### Task objective
Where does the string "JSON" appear in the records? Copy every line that contains it.

### Listed entries
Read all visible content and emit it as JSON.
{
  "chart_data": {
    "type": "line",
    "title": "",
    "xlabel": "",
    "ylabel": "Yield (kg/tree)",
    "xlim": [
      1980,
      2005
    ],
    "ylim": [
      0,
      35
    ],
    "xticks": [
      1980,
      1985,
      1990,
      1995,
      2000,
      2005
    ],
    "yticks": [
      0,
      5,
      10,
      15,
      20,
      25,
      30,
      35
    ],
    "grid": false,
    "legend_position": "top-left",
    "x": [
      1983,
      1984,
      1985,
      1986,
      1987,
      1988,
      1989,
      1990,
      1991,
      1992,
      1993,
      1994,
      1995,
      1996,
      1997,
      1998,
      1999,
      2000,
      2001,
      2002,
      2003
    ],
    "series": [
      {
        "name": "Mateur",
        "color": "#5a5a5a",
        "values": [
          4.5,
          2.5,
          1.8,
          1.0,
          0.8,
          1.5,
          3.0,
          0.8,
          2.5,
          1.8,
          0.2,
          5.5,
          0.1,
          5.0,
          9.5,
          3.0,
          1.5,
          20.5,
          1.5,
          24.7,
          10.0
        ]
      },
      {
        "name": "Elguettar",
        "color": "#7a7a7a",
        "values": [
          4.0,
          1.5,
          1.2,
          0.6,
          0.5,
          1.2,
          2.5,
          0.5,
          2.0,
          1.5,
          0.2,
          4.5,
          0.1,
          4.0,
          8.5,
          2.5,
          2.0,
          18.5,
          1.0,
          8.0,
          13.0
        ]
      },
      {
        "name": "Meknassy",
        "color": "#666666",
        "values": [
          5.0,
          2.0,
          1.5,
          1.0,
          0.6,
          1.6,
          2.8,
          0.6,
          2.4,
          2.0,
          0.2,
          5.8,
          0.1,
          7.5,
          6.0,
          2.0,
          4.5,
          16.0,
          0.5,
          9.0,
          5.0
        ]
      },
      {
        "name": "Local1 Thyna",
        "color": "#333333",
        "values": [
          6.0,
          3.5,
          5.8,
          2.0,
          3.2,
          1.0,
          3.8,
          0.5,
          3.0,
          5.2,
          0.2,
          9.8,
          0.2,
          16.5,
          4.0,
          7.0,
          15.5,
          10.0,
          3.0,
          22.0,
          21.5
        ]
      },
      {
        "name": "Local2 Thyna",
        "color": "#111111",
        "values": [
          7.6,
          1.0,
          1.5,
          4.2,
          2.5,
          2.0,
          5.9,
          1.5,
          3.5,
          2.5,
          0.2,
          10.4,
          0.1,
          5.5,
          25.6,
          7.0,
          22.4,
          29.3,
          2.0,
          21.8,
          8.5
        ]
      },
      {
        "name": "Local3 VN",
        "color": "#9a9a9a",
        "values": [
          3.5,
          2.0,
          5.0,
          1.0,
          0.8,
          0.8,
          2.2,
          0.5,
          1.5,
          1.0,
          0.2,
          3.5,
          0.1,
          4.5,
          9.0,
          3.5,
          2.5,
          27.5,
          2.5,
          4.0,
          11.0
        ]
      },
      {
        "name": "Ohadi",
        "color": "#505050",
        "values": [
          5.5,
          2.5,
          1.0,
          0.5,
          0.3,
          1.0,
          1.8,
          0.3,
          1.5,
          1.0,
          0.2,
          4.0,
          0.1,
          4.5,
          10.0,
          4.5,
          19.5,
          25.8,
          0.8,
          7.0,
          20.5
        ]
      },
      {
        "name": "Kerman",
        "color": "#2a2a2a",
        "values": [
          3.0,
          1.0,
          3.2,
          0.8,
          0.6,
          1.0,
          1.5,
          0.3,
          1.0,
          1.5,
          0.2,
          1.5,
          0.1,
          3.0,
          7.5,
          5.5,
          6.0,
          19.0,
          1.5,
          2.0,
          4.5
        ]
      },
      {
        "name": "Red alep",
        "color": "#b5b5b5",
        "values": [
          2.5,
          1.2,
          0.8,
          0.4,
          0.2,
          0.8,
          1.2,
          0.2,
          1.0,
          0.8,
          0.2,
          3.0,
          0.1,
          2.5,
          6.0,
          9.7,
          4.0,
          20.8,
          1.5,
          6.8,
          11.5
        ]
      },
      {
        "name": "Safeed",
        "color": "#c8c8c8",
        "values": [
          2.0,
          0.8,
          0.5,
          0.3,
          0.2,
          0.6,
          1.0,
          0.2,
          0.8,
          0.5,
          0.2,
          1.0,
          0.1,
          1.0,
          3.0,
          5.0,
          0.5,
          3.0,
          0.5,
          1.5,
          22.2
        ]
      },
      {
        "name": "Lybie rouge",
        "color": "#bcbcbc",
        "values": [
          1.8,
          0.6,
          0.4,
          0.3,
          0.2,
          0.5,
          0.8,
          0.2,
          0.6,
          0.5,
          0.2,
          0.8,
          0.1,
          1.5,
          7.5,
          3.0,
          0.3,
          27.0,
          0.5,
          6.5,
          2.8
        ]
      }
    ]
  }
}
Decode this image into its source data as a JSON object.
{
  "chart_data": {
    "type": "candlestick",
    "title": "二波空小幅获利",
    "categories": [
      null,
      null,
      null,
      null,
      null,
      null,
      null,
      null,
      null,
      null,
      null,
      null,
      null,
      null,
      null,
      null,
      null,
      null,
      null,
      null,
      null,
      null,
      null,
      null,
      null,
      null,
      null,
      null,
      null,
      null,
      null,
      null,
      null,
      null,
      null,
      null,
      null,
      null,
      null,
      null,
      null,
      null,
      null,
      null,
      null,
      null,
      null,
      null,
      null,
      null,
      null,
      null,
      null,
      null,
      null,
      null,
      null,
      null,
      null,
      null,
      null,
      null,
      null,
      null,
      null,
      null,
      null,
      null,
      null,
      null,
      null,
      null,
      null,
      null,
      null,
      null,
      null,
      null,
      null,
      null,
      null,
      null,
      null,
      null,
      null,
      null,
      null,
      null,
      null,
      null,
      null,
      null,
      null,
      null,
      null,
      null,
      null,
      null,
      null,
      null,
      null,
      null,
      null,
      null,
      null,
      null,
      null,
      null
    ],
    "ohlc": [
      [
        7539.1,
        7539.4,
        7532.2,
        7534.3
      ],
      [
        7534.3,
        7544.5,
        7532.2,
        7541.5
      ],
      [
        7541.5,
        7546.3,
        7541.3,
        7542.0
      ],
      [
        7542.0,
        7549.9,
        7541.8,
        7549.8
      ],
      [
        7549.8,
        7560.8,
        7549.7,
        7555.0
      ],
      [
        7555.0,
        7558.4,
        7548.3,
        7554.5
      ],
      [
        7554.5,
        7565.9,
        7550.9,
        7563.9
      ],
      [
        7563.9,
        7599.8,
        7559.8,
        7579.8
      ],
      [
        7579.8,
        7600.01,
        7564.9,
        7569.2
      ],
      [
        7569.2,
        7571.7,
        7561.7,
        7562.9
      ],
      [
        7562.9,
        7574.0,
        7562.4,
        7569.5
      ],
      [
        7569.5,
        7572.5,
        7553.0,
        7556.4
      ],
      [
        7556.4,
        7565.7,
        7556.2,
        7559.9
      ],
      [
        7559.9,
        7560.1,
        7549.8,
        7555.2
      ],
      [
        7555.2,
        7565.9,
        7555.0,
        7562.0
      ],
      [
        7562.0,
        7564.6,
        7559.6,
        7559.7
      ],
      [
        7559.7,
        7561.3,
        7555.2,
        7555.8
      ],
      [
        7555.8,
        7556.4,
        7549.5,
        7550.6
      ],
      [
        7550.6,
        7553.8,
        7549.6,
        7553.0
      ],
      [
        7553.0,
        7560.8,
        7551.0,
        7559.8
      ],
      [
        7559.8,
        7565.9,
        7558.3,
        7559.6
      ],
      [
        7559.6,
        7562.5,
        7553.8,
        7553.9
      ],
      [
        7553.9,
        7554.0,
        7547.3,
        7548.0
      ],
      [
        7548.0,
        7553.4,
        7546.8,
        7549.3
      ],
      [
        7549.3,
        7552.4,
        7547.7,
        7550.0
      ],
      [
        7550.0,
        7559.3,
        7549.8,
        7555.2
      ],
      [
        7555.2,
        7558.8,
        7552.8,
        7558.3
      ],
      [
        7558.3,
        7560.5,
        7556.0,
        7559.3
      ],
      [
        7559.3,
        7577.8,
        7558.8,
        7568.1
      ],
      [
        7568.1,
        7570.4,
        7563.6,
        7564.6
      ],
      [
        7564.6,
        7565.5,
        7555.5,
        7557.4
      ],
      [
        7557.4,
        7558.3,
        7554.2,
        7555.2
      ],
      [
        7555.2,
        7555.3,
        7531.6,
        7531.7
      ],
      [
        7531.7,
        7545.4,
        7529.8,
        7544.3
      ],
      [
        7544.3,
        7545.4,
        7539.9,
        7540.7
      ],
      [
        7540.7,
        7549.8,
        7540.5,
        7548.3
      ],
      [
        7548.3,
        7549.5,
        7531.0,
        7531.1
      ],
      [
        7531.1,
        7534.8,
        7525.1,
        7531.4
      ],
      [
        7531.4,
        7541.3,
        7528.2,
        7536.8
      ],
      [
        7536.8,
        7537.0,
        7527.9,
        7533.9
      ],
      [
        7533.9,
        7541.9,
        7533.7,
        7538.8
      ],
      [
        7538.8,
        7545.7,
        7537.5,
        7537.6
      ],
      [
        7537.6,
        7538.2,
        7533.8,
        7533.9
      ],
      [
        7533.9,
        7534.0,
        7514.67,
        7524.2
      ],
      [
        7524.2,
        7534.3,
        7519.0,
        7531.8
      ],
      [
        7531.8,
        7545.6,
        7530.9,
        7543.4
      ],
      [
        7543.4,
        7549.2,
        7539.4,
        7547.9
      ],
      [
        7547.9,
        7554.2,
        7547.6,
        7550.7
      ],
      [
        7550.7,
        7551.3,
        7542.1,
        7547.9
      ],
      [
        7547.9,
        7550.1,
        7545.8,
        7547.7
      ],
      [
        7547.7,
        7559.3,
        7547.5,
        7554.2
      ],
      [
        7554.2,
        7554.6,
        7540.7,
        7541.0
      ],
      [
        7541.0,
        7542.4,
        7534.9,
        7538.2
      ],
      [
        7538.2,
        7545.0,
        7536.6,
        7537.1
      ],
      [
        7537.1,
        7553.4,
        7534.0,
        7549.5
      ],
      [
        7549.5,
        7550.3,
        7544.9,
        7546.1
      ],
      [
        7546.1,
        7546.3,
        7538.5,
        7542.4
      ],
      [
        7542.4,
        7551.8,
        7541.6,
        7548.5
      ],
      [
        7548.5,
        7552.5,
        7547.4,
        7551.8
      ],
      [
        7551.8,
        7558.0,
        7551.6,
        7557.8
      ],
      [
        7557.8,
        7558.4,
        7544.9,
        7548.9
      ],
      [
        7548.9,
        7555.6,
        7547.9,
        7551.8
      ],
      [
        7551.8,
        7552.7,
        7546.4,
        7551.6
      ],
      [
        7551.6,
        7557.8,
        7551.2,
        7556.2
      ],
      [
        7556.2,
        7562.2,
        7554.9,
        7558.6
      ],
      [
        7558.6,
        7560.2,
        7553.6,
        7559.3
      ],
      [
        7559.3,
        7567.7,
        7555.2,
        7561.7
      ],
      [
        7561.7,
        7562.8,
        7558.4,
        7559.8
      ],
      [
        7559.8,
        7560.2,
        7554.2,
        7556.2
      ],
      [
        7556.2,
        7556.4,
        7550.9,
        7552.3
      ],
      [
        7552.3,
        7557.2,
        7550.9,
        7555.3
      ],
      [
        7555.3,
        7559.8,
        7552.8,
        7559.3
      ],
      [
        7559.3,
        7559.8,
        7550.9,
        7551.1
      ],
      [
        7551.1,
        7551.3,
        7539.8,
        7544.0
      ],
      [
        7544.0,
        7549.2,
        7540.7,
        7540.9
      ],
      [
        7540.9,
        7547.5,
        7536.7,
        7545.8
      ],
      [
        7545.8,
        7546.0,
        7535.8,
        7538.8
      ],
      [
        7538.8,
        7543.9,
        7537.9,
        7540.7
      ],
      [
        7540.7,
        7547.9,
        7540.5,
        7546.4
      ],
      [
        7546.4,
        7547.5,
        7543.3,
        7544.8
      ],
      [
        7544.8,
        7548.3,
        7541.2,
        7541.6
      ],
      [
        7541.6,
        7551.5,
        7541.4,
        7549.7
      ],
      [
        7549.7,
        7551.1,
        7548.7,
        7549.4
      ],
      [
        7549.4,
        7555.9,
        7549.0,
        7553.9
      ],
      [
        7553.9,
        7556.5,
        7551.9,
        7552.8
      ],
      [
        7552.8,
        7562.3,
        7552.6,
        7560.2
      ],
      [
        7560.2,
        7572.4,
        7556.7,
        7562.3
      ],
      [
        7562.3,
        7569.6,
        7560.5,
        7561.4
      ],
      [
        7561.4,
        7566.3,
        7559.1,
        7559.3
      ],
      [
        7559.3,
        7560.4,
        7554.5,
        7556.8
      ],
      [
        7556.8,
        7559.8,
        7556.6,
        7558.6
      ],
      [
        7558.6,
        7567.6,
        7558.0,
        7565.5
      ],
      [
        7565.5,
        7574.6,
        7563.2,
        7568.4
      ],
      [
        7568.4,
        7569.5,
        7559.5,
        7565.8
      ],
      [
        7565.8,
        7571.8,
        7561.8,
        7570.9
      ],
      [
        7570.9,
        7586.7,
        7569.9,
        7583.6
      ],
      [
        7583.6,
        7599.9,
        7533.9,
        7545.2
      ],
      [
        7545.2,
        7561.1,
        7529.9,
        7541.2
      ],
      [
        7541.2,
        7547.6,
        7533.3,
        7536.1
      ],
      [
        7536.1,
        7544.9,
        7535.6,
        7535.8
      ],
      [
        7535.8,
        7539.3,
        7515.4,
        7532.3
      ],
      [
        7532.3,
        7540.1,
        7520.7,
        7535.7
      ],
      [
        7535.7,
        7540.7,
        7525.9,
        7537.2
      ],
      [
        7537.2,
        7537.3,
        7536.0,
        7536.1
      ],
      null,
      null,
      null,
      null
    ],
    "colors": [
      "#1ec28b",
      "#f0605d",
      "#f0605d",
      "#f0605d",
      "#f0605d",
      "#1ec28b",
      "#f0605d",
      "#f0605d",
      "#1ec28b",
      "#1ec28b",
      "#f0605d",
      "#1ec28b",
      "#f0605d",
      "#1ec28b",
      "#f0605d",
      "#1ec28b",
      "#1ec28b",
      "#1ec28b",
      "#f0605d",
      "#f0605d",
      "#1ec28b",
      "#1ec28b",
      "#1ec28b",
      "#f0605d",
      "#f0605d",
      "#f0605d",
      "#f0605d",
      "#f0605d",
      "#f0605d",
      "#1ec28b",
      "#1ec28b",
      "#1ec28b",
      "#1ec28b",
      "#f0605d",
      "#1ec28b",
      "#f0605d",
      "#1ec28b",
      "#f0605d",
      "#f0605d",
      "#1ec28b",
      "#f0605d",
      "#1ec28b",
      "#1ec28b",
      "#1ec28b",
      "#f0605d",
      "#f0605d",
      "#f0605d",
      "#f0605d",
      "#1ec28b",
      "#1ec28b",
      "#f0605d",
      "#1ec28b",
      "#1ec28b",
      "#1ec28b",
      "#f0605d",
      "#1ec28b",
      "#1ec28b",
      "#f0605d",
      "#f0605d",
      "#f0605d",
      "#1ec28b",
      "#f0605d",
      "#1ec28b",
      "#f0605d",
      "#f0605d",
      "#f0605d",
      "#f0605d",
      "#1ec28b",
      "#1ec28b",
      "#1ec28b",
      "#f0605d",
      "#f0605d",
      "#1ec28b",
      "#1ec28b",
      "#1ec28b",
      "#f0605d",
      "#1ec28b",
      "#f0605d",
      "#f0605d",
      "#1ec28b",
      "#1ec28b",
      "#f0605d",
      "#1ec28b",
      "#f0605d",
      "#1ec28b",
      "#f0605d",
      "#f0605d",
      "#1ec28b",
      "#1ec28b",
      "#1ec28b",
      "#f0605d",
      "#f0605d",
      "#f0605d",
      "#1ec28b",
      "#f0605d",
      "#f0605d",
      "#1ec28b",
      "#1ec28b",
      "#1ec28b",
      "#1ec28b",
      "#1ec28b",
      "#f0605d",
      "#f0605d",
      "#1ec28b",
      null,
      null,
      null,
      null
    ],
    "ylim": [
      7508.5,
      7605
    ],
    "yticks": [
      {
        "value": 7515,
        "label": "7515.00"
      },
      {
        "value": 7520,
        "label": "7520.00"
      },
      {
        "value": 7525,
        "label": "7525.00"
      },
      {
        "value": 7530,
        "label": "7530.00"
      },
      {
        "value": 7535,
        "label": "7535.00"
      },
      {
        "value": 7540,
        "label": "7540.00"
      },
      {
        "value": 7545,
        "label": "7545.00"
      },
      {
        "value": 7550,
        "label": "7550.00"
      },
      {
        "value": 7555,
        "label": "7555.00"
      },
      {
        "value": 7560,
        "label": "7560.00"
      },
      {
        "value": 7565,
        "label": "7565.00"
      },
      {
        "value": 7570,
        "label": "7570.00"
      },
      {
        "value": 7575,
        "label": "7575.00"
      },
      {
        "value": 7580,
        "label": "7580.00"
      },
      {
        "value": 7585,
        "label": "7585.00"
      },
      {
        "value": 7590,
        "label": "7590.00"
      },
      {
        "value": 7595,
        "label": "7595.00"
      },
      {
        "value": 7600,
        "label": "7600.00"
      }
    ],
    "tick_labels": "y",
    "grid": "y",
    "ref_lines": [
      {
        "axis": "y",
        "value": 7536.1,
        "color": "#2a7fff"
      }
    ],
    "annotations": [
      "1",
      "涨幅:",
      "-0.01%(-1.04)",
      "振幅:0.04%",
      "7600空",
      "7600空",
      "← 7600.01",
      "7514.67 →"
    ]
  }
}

### Task result
Read all visible content and emit it as JSON.
Decode this image into its source data as a JSON object.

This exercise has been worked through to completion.